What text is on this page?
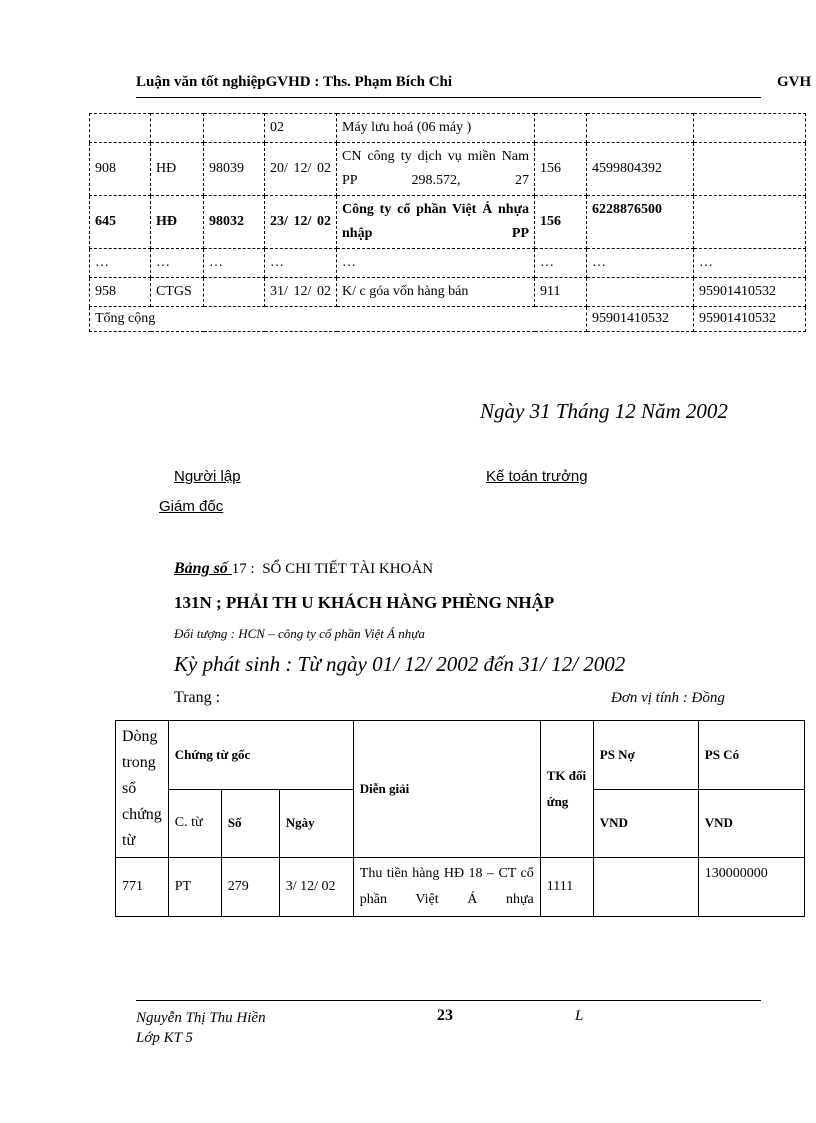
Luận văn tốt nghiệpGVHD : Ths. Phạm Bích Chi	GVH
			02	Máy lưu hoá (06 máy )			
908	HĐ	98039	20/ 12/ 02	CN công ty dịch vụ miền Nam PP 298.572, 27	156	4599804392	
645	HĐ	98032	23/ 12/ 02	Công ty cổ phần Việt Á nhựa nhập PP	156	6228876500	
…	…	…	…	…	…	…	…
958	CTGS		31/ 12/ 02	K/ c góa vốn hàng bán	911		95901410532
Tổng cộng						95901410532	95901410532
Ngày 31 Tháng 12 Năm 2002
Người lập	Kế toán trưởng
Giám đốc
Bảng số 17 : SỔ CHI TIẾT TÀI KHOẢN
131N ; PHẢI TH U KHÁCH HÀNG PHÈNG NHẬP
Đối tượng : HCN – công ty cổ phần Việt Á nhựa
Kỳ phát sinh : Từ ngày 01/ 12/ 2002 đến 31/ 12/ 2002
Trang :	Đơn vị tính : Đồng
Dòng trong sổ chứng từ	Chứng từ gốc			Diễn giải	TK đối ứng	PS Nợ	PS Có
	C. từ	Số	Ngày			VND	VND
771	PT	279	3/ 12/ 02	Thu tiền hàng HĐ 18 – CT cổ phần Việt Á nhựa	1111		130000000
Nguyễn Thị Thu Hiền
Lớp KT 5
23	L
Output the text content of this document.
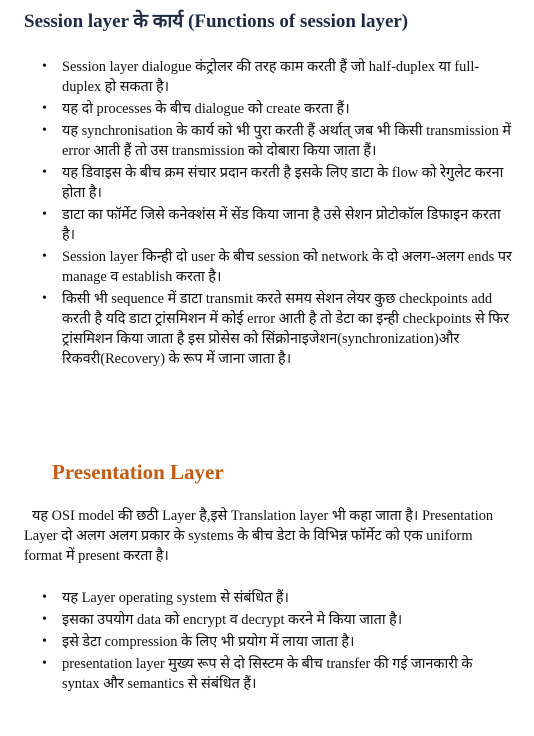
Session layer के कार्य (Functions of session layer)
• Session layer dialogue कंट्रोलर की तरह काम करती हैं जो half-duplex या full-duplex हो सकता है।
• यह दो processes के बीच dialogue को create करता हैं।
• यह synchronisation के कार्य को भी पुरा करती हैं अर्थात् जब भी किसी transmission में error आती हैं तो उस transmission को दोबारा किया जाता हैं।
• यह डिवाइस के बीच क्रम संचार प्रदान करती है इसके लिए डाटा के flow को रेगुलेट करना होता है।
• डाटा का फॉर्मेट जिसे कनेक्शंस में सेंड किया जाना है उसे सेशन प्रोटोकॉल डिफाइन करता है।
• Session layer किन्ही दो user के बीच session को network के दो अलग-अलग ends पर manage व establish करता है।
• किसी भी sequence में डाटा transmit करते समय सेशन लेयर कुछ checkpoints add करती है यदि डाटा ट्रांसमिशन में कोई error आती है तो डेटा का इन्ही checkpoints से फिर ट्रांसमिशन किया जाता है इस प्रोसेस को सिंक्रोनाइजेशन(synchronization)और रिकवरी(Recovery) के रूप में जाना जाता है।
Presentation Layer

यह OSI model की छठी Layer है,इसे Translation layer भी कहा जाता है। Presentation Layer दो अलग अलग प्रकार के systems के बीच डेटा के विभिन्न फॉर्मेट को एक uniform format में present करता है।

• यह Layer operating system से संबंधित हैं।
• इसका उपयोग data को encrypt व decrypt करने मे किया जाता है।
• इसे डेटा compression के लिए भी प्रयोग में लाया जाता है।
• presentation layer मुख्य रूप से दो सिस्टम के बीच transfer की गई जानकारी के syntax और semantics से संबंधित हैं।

****

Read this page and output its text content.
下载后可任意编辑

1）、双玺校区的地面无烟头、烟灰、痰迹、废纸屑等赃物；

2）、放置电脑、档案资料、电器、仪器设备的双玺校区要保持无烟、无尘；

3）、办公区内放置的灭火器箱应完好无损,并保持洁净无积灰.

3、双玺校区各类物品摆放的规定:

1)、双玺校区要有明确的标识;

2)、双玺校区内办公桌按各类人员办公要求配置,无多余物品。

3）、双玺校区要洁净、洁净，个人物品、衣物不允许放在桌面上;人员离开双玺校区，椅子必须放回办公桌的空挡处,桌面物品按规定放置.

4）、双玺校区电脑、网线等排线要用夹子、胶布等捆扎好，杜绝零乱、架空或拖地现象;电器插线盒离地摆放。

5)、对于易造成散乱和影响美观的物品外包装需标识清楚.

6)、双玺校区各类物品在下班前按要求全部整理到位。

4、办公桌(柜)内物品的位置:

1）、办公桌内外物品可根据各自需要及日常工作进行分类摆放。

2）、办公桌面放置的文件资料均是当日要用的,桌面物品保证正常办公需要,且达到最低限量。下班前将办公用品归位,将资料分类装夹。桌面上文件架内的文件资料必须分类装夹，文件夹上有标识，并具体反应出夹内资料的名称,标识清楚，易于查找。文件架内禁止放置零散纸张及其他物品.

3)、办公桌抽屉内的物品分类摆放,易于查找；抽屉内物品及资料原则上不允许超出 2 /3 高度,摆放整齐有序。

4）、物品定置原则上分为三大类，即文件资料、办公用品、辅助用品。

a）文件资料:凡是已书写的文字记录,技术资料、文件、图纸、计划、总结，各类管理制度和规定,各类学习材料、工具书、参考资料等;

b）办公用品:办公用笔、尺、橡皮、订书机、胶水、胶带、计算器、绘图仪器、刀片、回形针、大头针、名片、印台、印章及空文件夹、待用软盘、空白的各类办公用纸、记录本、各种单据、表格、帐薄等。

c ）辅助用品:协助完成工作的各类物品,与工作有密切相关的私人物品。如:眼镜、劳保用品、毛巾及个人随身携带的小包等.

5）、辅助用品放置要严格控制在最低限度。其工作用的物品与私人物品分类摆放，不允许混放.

****

STATED GOAL: All lines that include "dialogue" are to be gathered and copied.

REPLY:
• Session layer dialogue कंट्रोलर की तरह काम करती हैं जो half-duplex या full-duplex हो सकता है।
• यह दो processes के बीच dialogue को create करता हैं।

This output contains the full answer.